*WRITTEN TASK:*
What lines of the data hold the string "بعضهم"? Pull each one out.

#### RECORDS PROVIDED

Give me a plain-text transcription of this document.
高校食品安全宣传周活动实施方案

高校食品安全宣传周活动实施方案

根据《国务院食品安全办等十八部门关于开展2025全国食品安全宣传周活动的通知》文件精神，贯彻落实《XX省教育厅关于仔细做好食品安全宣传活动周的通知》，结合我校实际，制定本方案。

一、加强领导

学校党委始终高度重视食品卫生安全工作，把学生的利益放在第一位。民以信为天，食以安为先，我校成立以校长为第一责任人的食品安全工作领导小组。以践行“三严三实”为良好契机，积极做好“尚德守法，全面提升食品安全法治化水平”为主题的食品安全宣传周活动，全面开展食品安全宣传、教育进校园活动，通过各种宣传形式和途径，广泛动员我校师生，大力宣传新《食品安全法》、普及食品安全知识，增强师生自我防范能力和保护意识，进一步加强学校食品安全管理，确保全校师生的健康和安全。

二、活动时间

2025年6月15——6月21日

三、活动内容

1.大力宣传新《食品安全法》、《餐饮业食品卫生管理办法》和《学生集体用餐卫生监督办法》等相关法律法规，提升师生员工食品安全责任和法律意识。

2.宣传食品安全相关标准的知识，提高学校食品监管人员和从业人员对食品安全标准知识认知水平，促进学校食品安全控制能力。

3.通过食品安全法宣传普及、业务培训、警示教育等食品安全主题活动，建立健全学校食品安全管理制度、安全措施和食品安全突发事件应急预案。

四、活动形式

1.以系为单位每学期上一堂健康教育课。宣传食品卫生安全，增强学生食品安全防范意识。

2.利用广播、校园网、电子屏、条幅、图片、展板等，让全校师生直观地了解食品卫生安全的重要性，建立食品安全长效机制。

########
#### RECORDS PROVIDED

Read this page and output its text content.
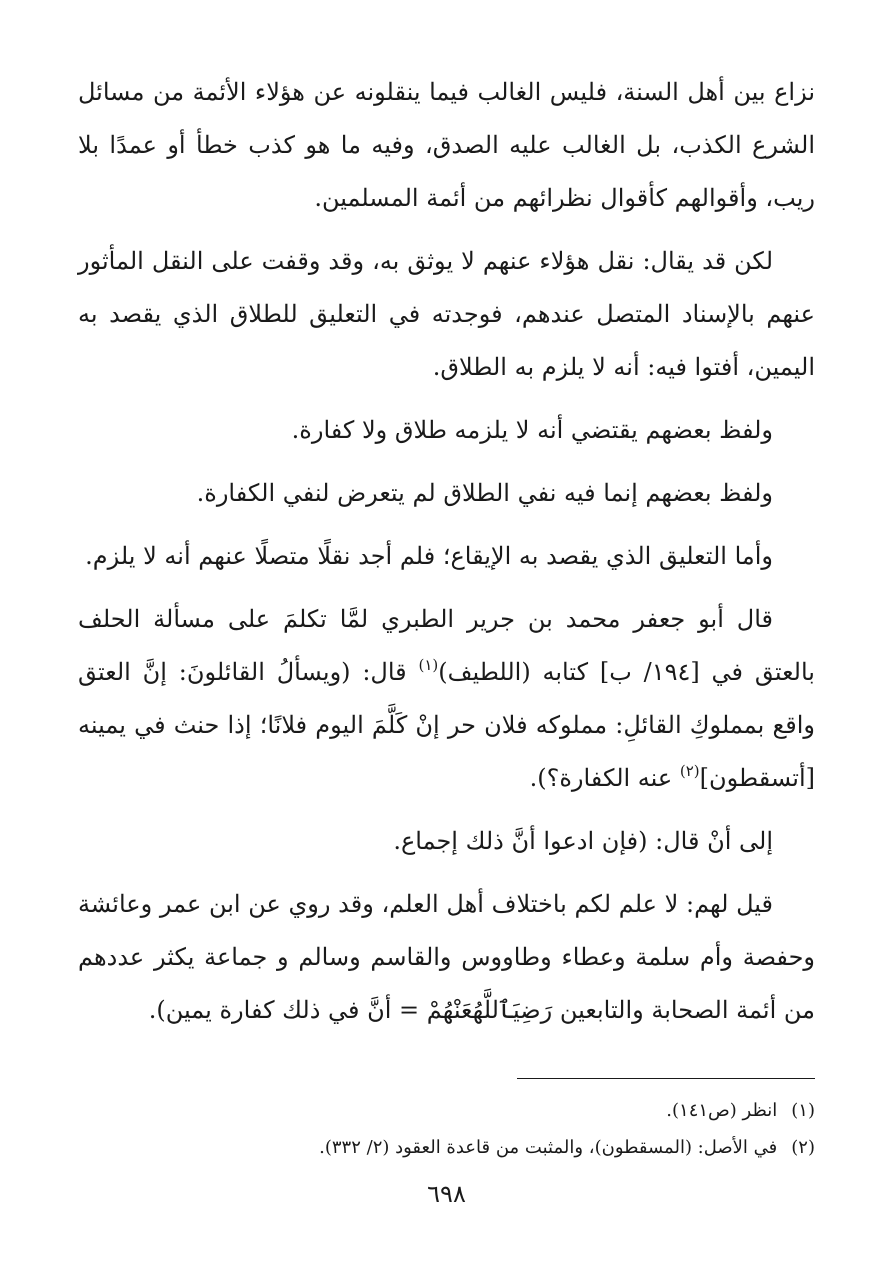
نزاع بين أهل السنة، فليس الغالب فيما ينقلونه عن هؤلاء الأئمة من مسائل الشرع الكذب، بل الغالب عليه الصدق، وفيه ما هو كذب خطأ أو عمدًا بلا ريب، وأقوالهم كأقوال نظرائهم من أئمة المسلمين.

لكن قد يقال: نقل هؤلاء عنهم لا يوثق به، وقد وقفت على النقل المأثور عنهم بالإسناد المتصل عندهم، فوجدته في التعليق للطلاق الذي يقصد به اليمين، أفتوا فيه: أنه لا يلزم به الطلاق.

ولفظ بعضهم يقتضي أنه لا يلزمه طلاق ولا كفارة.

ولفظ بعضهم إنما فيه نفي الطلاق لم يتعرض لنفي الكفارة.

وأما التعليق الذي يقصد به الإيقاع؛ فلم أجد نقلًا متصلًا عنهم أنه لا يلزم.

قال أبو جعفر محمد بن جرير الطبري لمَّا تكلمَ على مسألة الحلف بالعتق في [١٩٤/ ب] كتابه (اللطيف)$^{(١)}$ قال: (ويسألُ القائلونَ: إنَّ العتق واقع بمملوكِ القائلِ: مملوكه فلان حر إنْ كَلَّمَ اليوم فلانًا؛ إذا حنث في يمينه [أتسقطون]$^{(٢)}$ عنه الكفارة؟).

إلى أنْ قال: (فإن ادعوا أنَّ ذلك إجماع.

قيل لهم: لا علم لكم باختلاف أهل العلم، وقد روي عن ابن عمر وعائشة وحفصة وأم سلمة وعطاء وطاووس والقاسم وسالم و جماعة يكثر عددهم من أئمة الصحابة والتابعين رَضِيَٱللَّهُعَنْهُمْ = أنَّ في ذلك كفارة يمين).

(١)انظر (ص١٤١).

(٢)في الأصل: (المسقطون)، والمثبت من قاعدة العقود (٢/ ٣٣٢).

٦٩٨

########

*TASK SOLUTION:*
ولفظ بعضهم يقتضي أنه لا يلزمه طلاق ولا كفارة.
ولفظ بعضهم إنما فيه نفي الطلاق لم يتعرض لنفي الكفارة.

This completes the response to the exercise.